Dataset rows:
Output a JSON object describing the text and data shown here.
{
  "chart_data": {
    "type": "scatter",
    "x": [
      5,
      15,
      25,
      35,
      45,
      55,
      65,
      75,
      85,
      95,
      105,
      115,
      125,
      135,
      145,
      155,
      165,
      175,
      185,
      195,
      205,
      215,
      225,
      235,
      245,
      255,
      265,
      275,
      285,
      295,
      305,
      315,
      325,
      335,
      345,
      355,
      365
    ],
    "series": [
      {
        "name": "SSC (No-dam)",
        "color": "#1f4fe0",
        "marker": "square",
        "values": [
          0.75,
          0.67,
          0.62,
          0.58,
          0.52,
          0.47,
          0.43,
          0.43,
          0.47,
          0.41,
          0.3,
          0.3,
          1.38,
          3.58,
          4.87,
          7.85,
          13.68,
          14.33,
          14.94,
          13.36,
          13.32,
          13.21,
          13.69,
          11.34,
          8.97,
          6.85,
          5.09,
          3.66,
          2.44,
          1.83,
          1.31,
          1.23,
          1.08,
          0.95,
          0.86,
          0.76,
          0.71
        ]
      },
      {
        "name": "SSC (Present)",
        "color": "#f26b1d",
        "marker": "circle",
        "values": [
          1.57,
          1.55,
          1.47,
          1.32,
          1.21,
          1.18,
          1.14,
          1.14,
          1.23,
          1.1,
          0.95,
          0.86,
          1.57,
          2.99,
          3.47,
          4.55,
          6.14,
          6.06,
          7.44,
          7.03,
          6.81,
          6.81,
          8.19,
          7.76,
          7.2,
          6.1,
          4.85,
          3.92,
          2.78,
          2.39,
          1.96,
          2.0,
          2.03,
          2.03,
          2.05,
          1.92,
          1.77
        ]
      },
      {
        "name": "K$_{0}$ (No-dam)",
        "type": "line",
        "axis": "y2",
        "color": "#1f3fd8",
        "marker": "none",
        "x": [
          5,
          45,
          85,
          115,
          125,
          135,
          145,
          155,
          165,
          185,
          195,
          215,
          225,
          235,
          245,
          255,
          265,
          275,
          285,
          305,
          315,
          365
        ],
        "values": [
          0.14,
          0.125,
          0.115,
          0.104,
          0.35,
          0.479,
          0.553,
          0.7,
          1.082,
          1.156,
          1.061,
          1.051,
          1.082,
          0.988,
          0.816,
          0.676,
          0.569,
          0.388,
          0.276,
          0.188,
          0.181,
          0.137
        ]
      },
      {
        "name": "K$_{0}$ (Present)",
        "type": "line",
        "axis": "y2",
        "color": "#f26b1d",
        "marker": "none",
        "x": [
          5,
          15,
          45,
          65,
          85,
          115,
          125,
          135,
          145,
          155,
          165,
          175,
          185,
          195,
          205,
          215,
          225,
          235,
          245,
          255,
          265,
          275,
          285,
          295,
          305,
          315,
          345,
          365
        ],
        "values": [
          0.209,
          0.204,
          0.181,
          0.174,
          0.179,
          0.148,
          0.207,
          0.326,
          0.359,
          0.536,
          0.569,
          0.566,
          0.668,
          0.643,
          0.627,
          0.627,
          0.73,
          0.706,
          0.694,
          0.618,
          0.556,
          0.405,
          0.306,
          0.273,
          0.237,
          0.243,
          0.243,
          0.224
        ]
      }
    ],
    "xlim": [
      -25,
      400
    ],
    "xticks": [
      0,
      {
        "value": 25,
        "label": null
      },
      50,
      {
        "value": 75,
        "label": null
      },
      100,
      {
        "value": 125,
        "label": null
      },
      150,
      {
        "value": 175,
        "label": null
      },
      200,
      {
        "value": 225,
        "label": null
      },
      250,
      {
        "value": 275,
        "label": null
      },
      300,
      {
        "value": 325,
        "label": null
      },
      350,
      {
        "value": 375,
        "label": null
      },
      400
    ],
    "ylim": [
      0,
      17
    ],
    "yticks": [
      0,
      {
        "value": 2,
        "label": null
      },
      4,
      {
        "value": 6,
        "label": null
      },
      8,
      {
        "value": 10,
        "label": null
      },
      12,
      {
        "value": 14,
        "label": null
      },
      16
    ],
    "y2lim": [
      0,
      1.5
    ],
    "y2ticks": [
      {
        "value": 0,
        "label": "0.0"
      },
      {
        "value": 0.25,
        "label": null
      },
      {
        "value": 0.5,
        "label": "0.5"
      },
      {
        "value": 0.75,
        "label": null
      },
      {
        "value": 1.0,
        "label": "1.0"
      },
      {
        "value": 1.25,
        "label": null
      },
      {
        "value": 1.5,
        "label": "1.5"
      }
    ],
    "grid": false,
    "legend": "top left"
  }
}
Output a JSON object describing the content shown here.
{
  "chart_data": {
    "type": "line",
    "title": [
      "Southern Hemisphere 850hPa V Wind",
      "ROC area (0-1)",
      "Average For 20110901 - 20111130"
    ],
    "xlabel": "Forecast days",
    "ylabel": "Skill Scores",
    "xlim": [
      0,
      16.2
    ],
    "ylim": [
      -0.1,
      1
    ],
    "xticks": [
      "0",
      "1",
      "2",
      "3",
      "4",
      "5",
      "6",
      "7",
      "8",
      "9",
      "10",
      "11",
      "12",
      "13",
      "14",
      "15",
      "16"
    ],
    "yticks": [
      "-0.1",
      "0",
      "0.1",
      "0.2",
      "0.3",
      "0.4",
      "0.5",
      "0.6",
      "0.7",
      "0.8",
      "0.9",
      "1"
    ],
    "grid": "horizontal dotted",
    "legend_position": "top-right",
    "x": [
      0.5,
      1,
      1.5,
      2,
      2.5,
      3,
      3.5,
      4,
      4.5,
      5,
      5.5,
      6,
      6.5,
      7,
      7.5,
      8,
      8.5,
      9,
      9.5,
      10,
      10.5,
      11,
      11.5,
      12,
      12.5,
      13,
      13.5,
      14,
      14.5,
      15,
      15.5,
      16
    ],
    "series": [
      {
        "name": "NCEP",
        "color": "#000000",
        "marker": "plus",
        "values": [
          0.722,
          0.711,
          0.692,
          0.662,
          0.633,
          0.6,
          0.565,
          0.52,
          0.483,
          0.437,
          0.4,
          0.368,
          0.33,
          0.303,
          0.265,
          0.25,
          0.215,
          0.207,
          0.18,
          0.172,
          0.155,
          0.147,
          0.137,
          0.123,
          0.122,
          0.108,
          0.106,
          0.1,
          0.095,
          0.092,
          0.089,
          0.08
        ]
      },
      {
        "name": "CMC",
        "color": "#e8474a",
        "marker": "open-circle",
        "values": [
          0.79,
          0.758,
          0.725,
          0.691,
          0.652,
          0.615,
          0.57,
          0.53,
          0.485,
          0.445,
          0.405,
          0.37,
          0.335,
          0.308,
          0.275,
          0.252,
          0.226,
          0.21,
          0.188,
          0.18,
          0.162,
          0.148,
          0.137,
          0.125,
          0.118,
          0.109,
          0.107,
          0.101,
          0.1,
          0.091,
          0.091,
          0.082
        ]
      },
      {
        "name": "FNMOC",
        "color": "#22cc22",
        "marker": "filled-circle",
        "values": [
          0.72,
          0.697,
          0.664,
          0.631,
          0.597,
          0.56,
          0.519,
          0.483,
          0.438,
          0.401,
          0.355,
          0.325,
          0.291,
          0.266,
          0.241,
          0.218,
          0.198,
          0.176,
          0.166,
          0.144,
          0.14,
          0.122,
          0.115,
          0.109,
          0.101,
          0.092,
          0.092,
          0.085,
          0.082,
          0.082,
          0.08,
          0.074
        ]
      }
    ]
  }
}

Task details: Print the listing above in full, exactly as it is.

Expected answer:
Output a JSON object describing the text and data shown here.
{
  "chart_data": {
    "type": "scatter",
    "x": [
      5,
      15,
      25,
      35,
      45,
      55,
      65,
      75,
      85,
      95,
      105,
      115,
      125,
      135,
      145,
      155,
      165,
      175,
      185,
      195,
      205,
      215,
      225,
      235,
      245,
      255,
      265,
      275,
      285,
      295,
      305,
      315,
      325,
      335,
      345,
      355,
      365
    ],
    "series": [
      {
        "name": "SSC (No-dam)",
        "color": "#1f4fe0",
        "marker": "square",
        "values": [
          0.75,
          0.67,
          0.62,
          0.58,
          0.52,
          0.47,
          0.43,
          0.43,
          0.47,
          0.41,
          0.3,
          0.3,
          1.38,
          3.58,
          4.87,
          7.85,
          13.68,
          14.33,
          14.94,
          13.36,
          13.32,
          13.21,
          13.69,
          11.34,
          8.97,
          6.85,
          5.09,
          3.66,
          2.44,
          1.83,
          1.31,
          1.23,
          1.08,
          0.95,
          0.86,
          0.76,
          0.71
        ]
      },
      {
        "name": "SSC (Present)",
        "color": "#f26b1d",
        "marker": "circle",
        "values": [
          1.57,
          1.55,
          1.47,
          1.32,
          1.21,
          1.18,
          1.14,
          1.14,
          1.23,
          1.1,
          0.95,
          0.86,
          1.57,
          2.99,
          3.47,
          4.55,
          6.14,
          6.06,
          7.44,
          7.03,
          6.81,
          6.81,
          8.19,
          7.76,
          7.2,
          6.1,
          4.85,
          3.92,
          2.78,
          2.39,
          1.96,
          2.0,
          2.03,
          2.03,
          2.05,
          1.92,
          1.77
        ]
      },
      {
        "name": "K$_{0}$ (No-dam)",
        "type": "line",
        "axis": "y2",
        "color": "#1f3fd8",
        "marker": "none",
        "x": [
          5,
          45,
          85,
          115,
          125,
          135,
          145,
          155,
          165,
          185,
          195,
          215,
          225,
          235,
          245,
          255,
          265,
          275,
          285,
          305,
          315,
          365
        ],
        "values": [
          0.14,
          0.125,
          0.115,
          0.104,
          0.35,
          0.479,
          0.553,
          0.7,
          1.082,
          1.156,
          1.061,
          1.051,
          1.082,
          0.988,
          0.816,
          0.676,
          0.569,
          0.388,
          0.276,
          0.188,
          0.181,
          0.137
        ]
      },
      {
        "name": "K$_{0}$ (Present)",
        "type": "line",
        "axis": "y2",
        "color": "#f26b1d",
        "marker": "none",
        "x": [
          5,
          15,
          45,
          65,
          85,
          115,
          125,
          135,
          145,
          155,
          165,
          175,
          185,
          195,
          205,
          215,
          225,
          235,
          245,
          255,
          265,
          275,
          285,
          295,
          305,
          315,
          345,
          365
        ],
        "values": [
          0.209,
          0.204,
          0.181,
          0.174,
          0.179,
          0.148,
          0.207,
          0.326,
          0.359,
          0.536,
          0.569,
          0.566,
          0.668,
          0.643,
          0.627,
          0.627,
          0.73,
          0.706,
          0.694,
          0.618,
          0.556,
          0.405,
          0.306,
          0.273,
          0.237,
          0.243,
          0.243,
          0.224
        ]
      }
    ],
    "xlim": [
      -25,
      400
    ],
    "xticks": [
      0,
      {
        "value": 25,
        "label": null
      },
      50,
      {
        "value": 75,
        "label": null
      },
      100,
      {
        "value": 125,
        "label": null
      },
      150,
      {
        "value": 175,
        "label": null
      },
      200,
      {
        "value": 225,
        "label": null
      },
      250,
      {
        "value": 275,
        "label": null
      },
      300,
      {
        "value": 325,
        "label": null
      },
      350,
      {
        "value": 375,
        "label": null
      },
      400
    ],
    "ylim": [
      0,
      17
    ],
    "yticks": [
      0,
      {
        "value": 2,
        "label": null
      },
      4,
      {
        "value": 6,
        "label": null
      },
      8,
      {
        "value": 10,
        "label": null
      },
      12,
      {
        "value": 14,
        "label": null
      },
      16
    ],
    "y2lim": [
      0,
      1.5
    ],
    "y2ticks": [
      {
        "value": 0,
        "label": "0.0"
      },
      {
        "value": 0.25,
        "label": null
      },
      {
        "value": 0.5,
        "label": "0.5"
      },
      {
        "value": 0.75,
        "label": null
      },
      {
        "value": 1.0,
        "label": "1.0"
      },
      {
        "value": 1.25,
        "label": null
      },
      {
        "value": 1.5,
        "label": "1.5"
      }
    ],
    "grid": false,
    "legend": "top left"
  }
}
Output a JSON object describing the content shown here.
{
  "chart_data": {
    "type": "line",
    "title": [
      "Southern Hemisphere 850hPa V Wind",
      "ROC area (0-1)",
      "Average For 20110901 - 20111130"
    ],
    "xlabel": "Forecast days",
    "ylabel": "Skill Scores",
    "xlim": [
      0,
      16.2
    ],
    "ylim": [
      -0.1,
      1
    ],
    "xticks": [
      "0",
      "1",
      "2",
      "3",
      "4",
      "5",
      "6",
      "7",
      "8",
      "9",
      "10",
      "11",
      "12",
      "13",
      "14",
      "15",
      "16"
    ],
    "yticks": [
      "-0.1",
      "0",
      "0.1",
      "0.2",
      "0.3",
      "0.4",
      "0.5",
      "0.6",
      "0.7",
      "0.8",
      "0.9",
      "1"
    ],
    "grid": "horizontal dotted",
    "legend_position": "top-right",
    "x": [
      0.5,
      1,
      1.5,
      2,
      2.5,
      3,
      3.5,
      4,
      4.5,
      5,
      5.5,
      6,
      6.5,
      7,
      7.5,
      8,
      8.5,
      9,
      9.5,
      10,
      10.5,
      11,
      11.5,
      12,
      12.5,
      13,
      13.5,
      14,
      14.5,
      15,
      15.5,
      16
    ],
    "series": [
      {
        "name": "NCEP",
        "color": "#000000",
        "marker": "plus",
        "values": [
          0.722,
          0.711,
          0.692,
          0.662,
          0.633,
          0.6,
          0.565,
          0.52,
          0.483,
          0.437,
          0.4,
          0.368,
          0.33,
          0.303,
          0.265,
          0.25,
          0.215,
          0.207,
          0.18,
          0.172,
          0.155,
          0.147,
          0.137,
          0.123,
          0.122,
          0.108,
          0.106,
          0.1,
          0.095,
          0.092,
          0.089,
          0.08
        ]
      },
      {
        "name": "CMC",
        "color": "#e8474a",
        "marker": "open-circle",
        "values": [
          0.79,
          0.758,
          0.725,
          0.691,
          0.652,
          0.615,
          0.57,
          0.53,
          0.485,
          0.445,
          0.405,
          0.37,
          0.335,
          0.308,
          0.275,
          0.252,
          0.226,
          0.21,
          0.188,
          0.18,
          0.162,
          0.148,
          0.137,
          0.125,
          0.118,
          0.109,
          0.107,
          0.101,
          0.1,
          0.091,
          0.091,
          0.082
        ]
      },
      {
        "name": "FNMOC",
        "color": "#22cc22",
        "marker": "filled-circle",
        "values": [
          0.72,
          0.697,
          0.664,
          0.631,
          0.597,
          0.56,
          0.519,
          0.483,
          0.438,
          0.401,
          0.355,
          0.325,
          0.291,
          0.266,
          0.241,
          0.218,
          0.198,
          0.176,
          0.166,
          0.144,
          0.14,
          0.122,
          0.115,
          0.109,
          0.101,
          0.092,
          0.092,
          0.085,
          0.082,
          0.082,
          0.08,
          0.074
        ]
      }
    ]
  }
}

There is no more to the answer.